# [Written exercise]
Search the material for the string "color" and copy each line where it occurs.

+ + + +

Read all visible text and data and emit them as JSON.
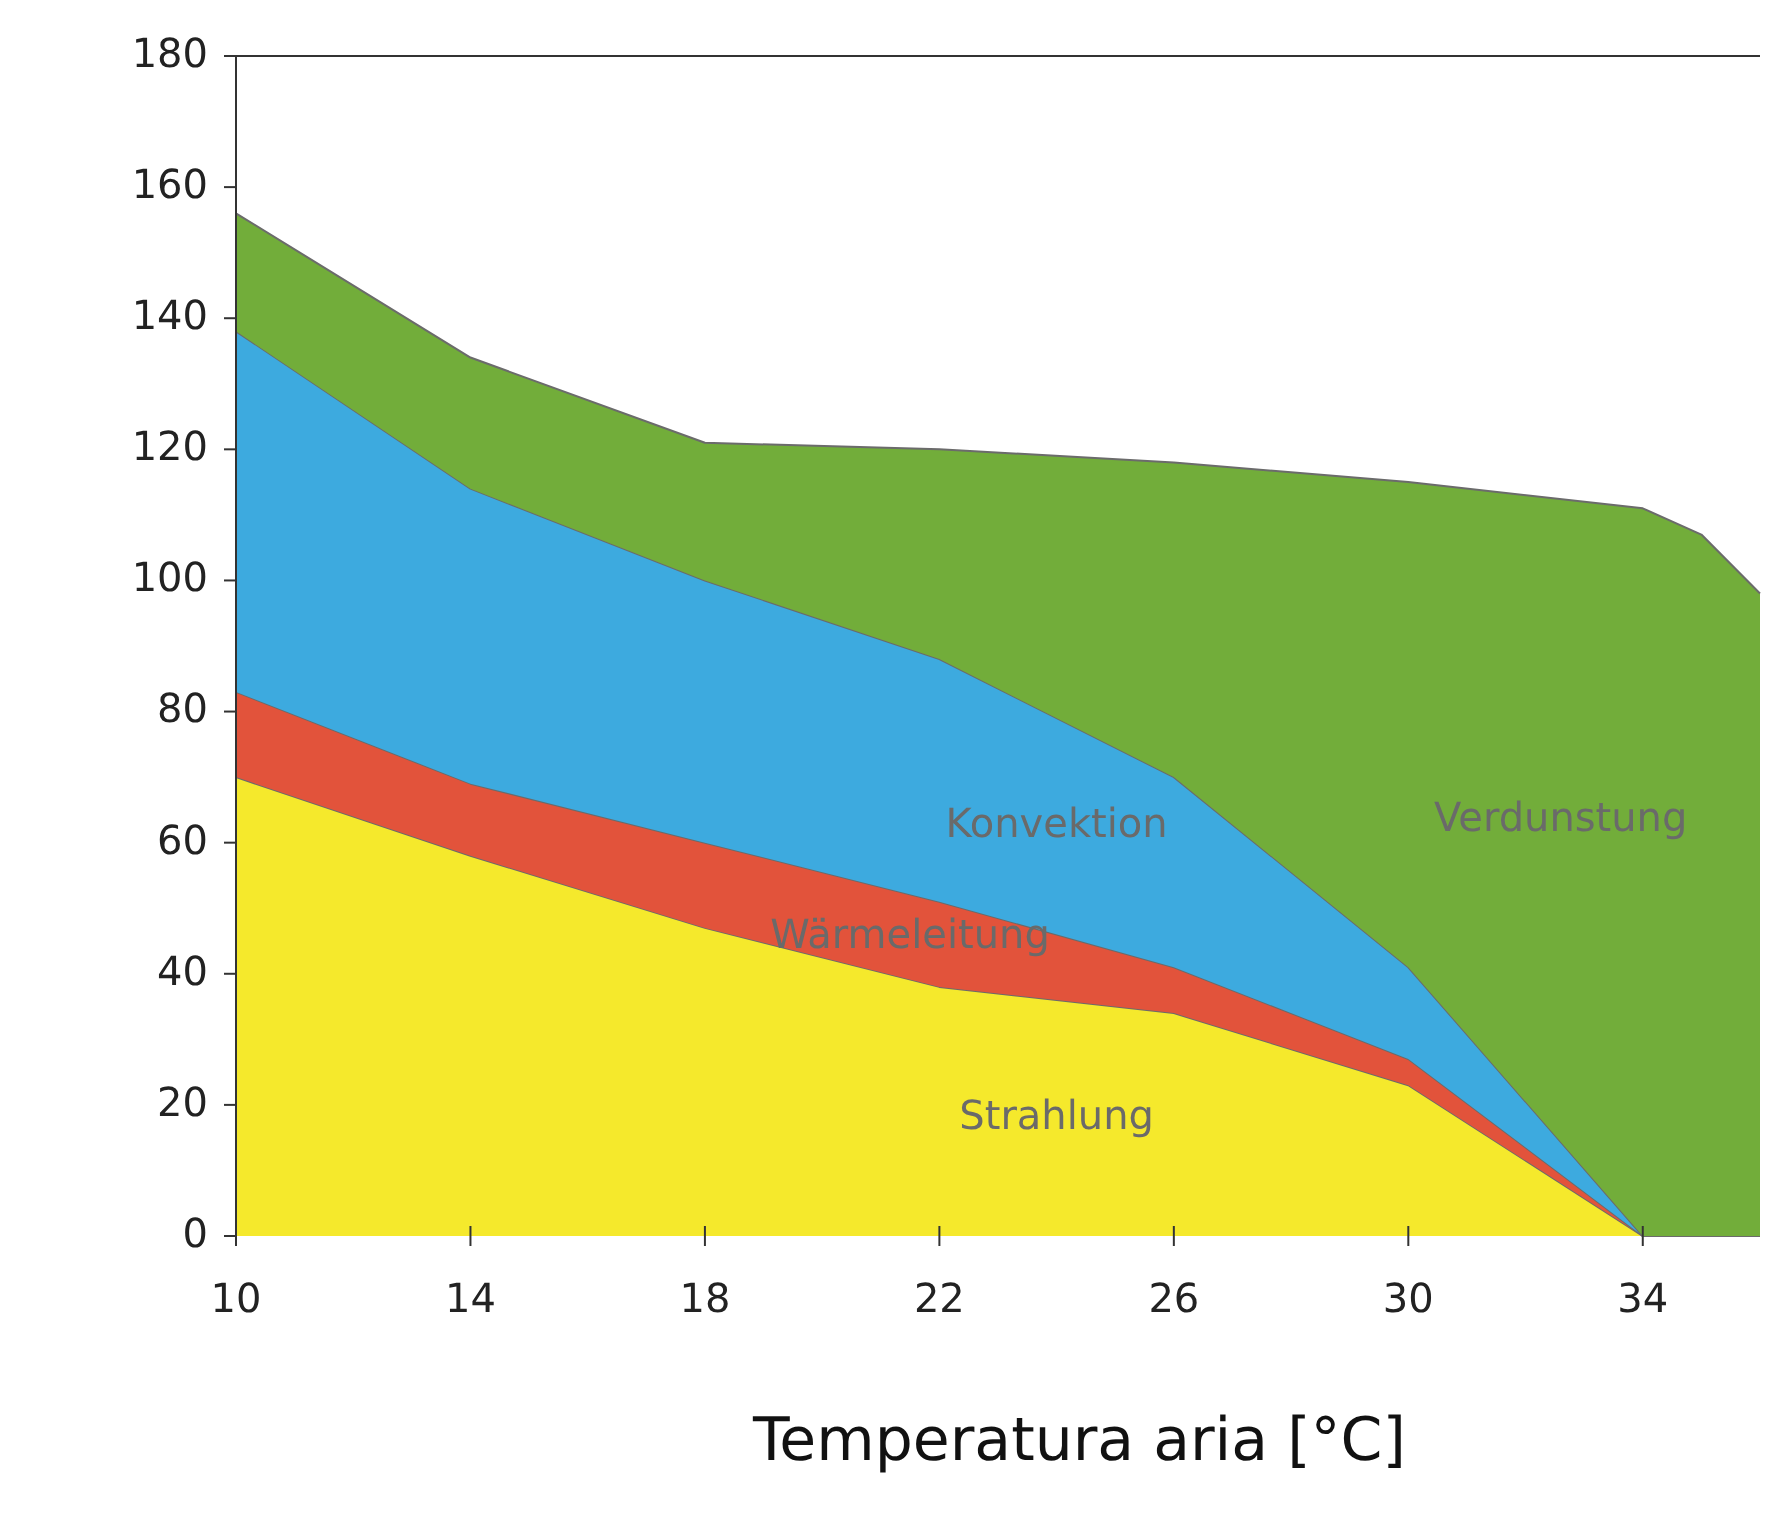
{
  "chart_data": {
    "type": "area",
    "stacked": true,
    "xlabel": "Temperatura aria [°C]",
    "x": [
      10,
      14,
      18,
      22,
      26,
      30,
      34,
      35,
      36
    ],
    "xlim": [
      10,
      36
    ],
    "xticks": [
      10,
      14,
      18,
      22,
      26,
      30,
      34
    ],
    "ylim": [
      0,
      180
    ],
    "yticks": [
      0,
      20,
      40,
      60,
      80,
      100,
      120,
      140,
      160,
      180
    ],
    "grid": false,
    "series": [
      {
        "name": "Strahlung",
        "color": "#f5e92c",
        "values": [
          70,
          58,
          47,
          38,
          34,
          23,
          0,
          0,
          0
        ]
      },
      {
        "name": "Wärmeleitung",
        "color": "#e2533b",
        "values": [
          13,
          11,
          13,
          13,
          7,
          4,
          0,
          0,
          0
        ]
      },
      {
        "name": "Konvektion",
        "color": "#3daadf",
        "values": [
          55,
          45,
          40,
          37,
          29,
          14,
          0,
          0,
          0
        ]
      },
      {
        "name": "Verdunstung",
        "color": "#72ad3a",
        "values": [
          18,
          20,
          21,
          32,
          48,
          74,
          111,
          107,
          98
        ]
      }
    ]
  }
}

+ + + +

# [In response]
        "color": "#f5e92c",
        "color": "#e2533b",
        "color": "#3daadf",
        "color": "#72ad3a",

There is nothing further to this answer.